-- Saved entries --
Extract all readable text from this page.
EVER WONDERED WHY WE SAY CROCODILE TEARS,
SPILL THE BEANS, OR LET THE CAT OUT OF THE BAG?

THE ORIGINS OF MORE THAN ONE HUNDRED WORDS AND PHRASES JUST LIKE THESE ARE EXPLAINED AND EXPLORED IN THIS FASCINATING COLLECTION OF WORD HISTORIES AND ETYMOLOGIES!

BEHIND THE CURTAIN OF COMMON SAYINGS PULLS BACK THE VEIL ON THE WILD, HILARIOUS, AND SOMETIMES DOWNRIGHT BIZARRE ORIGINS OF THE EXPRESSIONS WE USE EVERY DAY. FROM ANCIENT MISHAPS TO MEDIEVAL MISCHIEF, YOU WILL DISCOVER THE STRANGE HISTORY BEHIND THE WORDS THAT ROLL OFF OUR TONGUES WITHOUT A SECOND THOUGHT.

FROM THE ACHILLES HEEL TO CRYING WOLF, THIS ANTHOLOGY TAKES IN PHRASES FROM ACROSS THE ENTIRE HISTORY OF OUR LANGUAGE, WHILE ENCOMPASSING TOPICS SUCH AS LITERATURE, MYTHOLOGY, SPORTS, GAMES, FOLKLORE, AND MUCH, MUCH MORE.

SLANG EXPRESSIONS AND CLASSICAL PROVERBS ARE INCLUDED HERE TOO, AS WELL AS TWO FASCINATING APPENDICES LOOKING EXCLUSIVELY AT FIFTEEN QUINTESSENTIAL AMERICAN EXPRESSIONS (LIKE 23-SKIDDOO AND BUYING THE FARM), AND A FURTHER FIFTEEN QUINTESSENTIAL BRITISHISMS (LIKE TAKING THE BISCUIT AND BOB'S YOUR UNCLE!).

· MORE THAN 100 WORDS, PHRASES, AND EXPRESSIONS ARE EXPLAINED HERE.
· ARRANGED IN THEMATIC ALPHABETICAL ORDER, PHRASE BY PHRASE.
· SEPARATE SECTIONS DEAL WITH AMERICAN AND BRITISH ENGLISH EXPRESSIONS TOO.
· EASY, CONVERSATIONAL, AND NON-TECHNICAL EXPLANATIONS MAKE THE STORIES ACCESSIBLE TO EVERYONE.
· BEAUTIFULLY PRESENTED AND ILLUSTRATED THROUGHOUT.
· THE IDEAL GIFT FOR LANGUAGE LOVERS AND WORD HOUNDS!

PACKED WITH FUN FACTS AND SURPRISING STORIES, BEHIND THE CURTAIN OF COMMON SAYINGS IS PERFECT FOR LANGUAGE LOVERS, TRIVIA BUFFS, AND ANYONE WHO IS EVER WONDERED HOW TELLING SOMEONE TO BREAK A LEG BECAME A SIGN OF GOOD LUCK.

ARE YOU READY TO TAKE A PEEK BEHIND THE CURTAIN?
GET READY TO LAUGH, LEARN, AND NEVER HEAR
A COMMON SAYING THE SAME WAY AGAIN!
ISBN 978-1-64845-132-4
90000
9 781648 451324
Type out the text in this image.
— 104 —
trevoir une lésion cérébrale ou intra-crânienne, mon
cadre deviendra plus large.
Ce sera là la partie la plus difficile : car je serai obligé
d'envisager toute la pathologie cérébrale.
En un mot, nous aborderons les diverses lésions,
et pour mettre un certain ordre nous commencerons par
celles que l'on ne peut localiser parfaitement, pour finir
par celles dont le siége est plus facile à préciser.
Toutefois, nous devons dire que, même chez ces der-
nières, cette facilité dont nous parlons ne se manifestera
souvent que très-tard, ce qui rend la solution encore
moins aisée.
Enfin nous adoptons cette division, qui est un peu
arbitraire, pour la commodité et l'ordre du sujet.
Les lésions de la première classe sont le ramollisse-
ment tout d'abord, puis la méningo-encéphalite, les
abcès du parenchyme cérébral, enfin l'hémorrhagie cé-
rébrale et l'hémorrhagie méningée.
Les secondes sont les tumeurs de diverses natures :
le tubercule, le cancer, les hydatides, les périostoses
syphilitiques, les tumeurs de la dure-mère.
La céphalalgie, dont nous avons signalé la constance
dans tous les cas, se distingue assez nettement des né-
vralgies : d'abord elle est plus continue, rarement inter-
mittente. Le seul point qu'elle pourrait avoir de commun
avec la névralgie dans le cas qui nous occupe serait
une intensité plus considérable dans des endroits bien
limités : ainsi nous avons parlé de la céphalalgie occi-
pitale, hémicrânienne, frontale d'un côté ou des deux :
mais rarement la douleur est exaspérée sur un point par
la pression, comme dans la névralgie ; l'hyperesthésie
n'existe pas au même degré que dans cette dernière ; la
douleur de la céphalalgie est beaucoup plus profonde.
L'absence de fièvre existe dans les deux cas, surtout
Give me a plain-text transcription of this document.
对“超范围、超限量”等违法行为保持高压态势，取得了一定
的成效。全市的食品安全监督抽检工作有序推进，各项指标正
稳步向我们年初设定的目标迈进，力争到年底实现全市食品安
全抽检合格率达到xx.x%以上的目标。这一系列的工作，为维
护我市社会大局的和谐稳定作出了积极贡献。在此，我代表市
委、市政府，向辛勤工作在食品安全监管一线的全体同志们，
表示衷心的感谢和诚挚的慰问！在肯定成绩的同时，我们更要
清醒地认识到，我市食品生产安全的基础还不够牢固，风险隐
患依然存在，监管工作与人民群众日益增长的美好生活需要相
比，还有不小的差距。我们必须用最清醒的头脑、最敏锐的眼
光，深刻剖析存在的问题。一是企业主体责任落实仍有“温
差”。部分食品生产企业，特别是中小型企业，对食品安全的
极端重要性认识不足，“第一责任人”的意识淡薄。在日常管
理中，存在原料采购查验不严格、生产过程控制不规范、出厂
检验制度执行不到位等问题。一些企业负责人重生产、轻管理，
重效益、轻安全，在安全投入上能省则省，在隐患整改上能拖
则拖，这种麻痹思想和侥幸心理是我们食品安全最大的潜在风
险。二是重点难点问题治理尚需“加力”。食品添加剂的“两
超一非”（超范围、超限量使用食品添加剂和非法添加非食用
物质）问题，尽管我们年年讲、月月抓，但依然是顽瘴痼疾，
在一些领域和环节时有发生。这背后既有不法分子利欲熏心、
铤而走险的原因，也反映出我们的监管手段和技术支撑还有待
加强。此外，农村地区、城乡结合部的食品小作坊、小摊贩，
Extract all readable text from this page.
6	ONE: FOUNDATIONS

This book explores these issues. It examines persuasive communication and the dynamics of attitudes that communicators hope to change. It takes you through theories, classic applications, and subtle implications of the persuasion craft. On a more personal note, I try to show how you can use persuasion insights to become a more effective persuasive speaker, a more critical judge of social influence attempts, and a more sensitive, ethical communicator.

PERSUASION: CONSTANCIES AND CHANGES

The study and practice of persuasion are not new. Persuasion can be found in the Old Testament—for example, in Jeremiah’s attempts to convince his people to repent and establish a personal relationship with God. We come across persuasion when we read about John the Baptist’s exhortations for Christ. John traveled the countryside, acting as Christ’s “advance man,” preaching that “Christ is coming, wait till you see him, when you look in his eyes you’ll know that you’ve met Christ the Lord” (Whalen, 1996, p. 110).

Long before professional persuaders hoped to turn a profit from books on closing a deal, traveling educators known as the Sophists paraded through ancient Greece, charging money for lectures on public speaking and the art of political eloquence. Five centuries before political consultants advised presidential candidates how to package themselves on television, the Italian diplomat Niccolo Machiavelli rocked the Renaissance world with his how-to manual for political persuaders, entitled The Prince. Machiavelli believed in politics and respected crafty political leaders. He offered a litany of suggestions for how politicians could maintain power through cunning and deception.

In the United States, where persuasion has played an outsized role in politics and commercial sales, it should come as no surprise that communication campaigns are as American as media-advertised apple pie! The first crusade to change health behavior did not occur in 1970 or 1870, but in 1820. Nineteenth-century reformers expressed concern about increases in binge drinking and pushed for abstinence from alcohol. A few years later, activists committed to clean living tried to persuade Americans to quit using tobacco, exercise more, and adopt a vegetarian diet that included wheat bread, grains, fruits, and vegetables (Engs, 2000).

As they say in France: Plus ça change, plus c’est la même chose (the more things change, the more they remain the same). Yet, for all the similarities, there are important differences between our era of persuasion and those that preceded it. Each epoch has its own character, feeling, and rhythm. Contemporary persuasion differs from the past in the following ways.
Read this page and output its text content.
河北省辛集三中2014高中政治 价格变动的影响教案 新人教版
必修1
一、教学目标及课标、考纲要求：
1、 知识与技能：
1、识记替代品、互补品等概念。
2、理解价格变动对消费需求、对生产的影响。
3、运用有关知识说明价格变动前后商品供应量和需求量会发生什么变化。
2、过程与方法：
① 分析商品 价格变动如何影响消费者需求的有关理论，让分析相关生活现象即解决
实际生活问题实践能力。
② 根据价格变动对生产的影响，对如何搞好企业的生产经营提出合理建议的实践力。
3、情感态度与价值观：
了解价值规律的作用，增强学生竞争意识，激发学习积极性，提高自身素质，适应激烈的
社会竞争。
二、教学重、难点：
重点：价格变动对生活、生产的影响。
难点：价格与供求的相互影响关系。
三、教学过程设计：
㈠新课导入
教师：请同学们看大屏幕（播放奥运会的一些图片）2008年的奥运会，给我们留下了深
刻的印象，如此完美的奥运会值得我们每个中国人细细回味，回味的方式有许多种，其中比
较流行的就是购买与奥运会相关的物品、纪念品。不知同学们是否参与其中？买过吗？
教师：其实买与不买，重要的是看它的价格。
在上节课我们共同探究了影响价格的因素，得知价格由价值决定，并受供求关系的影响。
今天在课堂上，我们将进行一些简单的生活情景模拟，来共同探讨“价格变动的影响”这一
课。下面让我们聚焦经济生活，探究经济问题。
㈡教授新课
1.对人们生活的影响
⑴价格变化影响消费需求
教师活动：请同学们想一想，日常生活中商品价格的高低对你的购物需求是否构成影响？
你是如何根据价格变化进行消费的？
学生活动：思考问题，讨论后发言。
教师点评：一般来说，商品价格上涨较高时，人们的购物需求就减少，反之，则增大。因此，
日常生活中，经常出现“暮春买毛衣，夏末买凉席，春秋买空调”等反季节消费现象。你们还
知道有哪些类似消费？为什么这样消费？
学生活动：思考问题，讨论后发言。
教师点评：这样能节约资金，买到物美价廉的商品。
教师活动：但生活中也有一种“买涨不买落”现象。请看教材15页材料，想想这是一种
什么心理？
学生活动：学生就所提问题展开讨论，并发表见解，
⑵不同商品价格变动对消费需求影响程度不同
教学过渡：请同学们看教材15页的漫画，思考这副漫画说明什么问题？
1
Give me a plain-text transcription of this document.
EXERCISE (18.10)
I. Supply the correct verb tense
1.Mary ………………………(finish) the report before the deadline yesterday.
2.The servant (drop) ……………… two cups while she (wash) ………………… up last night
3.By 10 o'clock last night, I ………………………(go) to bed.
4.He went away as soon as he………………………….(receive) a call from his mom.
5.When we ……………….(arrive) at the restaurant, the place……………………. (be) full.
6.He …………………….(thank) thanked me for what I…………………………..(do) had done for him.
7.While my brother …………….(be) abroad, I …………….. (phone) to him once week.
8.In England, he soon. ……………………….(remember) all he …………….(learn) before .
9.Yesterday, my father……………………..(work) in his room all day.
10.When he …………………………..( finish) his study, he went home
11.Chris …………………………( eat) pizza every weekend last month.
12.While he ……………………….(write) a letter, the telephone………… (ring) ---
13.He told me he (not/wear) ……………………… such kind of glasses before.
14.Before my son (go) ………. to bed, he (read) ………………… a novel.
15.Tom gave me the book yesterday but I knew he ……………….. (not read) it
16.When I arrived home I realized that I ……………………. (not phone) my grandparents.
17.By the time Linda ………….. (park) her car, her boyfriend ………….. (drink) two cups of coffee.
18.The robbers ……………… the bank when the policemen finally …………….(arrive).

-- Description of the task --
In the records above, find each line that holds the word "EXPLAINED"; copy all such lines.

-- The completed task --
THE ORIGINS OF MORE THAN ONE HUNDRED WORDS AND PHRASES JUST LIKE THESE ARE EXPLAINED AND EXPLORED IN THIS FASCINATING COLLECTION OF WORD HISTORIES AND ETYMOLOGIES!
· MORE THAN 100 WORDS, PHRASES, AND EXPRESSIONS ARE EXPLAINED HERE.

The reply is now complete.